- _Instructions to follow_: Reproduce the listing below without any change.

- _Dataset content_:
==================================================

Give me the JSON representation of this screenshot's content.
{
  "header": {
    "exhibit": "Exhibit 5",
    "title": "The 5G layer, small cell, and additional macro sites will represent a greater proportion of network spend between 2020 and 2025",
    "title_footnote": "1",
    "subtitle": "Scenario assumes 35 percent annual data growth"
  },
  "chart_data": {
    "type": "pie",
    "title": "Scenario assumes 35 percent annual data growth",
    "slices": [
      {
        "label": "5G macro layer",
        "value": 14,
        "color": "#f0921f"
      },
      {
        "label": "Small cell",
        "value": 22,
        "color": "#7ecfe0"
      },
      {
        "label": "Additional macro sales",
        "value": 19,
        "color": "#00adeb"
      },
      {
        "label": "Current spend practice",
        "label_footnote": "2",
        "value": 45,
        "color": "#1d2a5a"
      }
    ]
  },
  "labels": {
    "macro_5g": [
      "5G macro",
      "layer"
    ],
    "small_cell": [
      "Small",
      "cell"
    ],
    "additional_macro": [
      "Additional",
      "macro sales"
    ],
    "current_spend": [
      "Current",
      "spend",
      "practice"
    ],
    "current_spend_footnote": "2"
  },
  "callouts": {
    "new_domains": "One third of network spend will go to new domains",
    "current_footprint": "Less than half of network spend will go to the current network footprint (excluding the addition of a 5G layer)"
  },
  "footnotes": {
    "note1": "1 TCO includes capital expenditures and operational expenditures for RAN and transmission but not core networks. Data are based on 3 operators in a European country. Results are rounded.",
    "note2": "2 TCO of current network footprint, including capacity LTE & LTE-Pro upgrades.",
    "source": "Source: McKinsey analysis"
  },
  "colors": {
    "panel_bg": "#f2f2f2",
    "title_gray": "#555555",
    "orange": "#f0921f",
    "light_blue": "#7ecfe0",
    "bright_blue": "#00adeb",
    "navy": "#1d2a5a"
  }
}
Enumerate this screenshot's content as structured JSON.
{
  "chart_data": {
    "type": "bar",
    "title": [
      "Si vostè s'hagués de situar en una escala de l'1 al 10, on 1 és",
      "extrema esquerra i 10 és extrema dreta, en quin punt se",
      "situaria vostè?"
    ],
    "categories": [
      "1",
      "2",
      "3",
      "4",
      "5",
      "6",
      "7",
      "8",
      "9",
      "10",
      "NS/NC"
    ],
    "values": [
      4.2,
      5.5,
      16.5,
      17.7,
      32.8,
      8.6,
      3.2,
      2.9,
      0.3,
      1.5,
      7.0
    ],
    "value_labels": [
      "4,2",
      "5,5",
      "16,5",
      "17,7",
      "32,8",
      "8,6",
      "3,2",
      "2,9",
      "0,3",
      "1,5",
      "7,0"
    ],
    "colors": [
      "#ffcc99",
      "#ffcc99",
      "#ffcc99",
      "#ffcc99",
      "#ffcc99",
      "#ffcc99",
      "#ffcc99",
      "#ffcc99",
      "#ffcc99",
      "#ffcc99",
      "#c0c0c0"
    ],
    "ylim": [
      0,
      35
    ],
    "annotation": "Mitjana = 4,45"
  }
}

==================================================

- _Expected answer_:
Give me the JSON representation of this screenshot's content.
{
  "header": {
    "exhibit": "Exhibit 5",
    "title": "The 5G layer, small cell, and additional macro sites will represent a greater proportion of network spend between 2020 and 2025",
    "title_footnote": "1",
    "subtitle": "Scenario assumes 35 percent annual data growth"
  },
  "chart_data": {
    "type": "pie",
    "title": "Scenario assumes 35 percent annual data growth",
    "slices": [
      {
        "label": "5G macro layer",
        "value": 14,
        "color": "#f0921f"
      },
      {
        "label": "Small cell",
        "value": 22,
        "color": "#7ecfe0"
      },
      {
        "label": "Additional macro sales",
        "value": 19,
        "color": "#00adeb"
      },
      {
        "label": "Current spend practice",
        "label_footnote": "2",
        "value": 45,
        "color": "#1d2a5a"
      }
    ]
  },
  "labels": {
    "macro_5g": [
      "5G macro",
      "layer"
    ],
    "small_cell": [
      "Small",
      "cell"
    ],
    "additional_macro": [
      "Additional",
      "macro sales"
    ],
    "current_spend": [
      "Current",
      "spend",
      "practice"
    ],
    "current_spend_footnote": "2"
  },
  "callouts": {
    "new_domains": "One third of network spend will go to new domains",
    "current_footprint": "Less than half of network spend will go to the current network footprint (excluding the addition of a 5G layer)"
  },
  "footnotes": {
    "note1": "1 TCO includes capital expenditures and operational expenditures for RAN and transmission but not core networks. Data are based on 3 operators in a European country. Results are rounded.",
    "note2": "2 TCO of current network footprint, including capacity LTE & LTE-Pro upgrades.",
    "source": "Source: McKinsey analysis"
  },
  "colors": {
    "panel_bg": "#f2f2f2",
    "title_gray": "#555555",
    "orange": "#f0921f",
    "light_blue": "#7ecfe0",
    "bright_blue": "#00adeb",
    "navy": "#1d2a5a"
  }
}
Enumerate this screenshot's content as structured JSON.
{
  "chart_data": {
    "type": "bar",
    "title": [
      "Si vostè s'hagués de situar en una escala de l'1 al 10, on 1 és",
      "extrema esquerra i 10 és extrema dreta, en quin punt se",
      "situaria vostè?"
    ],
    "categories": [
      "1",
      "2",
      "3",
      "4",
      "5",
      "6",
      "7",
      "8",
      "9",
      "10",
      "NS/NC"
    ],
    "values": [
      4.2,
      5.5,
      16.5,
      17.7,
      32.8,
      8.6,
      3.2,
      2.9,
      0.3,
      1.5,
      7.0
    ],
    "value_labels": [
      "4,2",
      "5,5",
      "16,5",
      "17,7",
      "32,8",
      "8,6",
      "3,2",
      "2,9",
      "0,3",
      "1,5",
      "7,0"
    ],
    "colors": [
      "#ffcc99",
      "#ffcc99",
      "#ffcc99",
      "#ffcc99",
      "#ffcc99",
      "#ffcc99",
      "#ffcc99",
      "#ffcc99",
      "#ffcc99",
      "#ffcc99",
      "#c0c0c0"
    ],
    "ylim": [
      0,
      35
    ],
    "annotation": "Mitjana = 4,45"
  }
}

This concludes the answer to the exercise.